═════ Materials provided ═════
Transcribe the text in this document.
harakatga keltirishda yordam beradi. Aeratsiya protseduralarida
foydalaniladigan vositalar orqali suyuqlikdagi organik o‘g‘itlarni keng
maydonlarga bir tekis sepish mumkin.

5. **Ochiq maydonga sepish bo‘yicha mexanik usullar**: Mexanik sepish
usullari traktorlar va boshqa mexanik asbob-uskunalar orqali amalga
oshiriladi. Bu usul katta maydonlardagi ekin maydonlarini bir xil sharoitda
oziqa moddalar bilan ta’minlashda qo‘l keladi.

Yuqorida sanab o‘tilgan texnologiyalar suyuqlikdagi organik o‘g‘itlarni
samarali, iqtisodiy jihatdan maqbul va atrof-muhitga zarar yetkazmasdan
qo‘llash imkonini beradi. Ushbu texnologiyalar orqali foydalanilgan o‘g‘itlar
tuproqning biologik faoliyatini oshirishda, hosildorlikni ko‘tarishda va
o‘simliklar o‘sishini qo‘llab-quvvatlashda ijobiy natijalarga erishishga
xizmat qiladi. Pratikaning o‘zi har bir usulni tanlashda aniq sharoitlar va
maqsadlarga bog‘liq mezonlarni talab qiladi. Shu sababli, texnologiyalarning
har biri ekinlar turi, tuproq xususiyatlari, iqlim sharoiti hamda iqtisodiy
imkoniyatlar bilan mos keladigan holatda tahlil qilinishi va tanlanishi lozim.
═════
▶ _Your instructions_:
Where a line contains the string "beradi", extract that line.

▶ _Problem solution_:
harakatga keltirishda yordam beradi. Aeratsiya protseduralarida
qo‘llash imkonini beradi. Ushbu texnologiyalar orqali foydalanilgan o‘g‘itlar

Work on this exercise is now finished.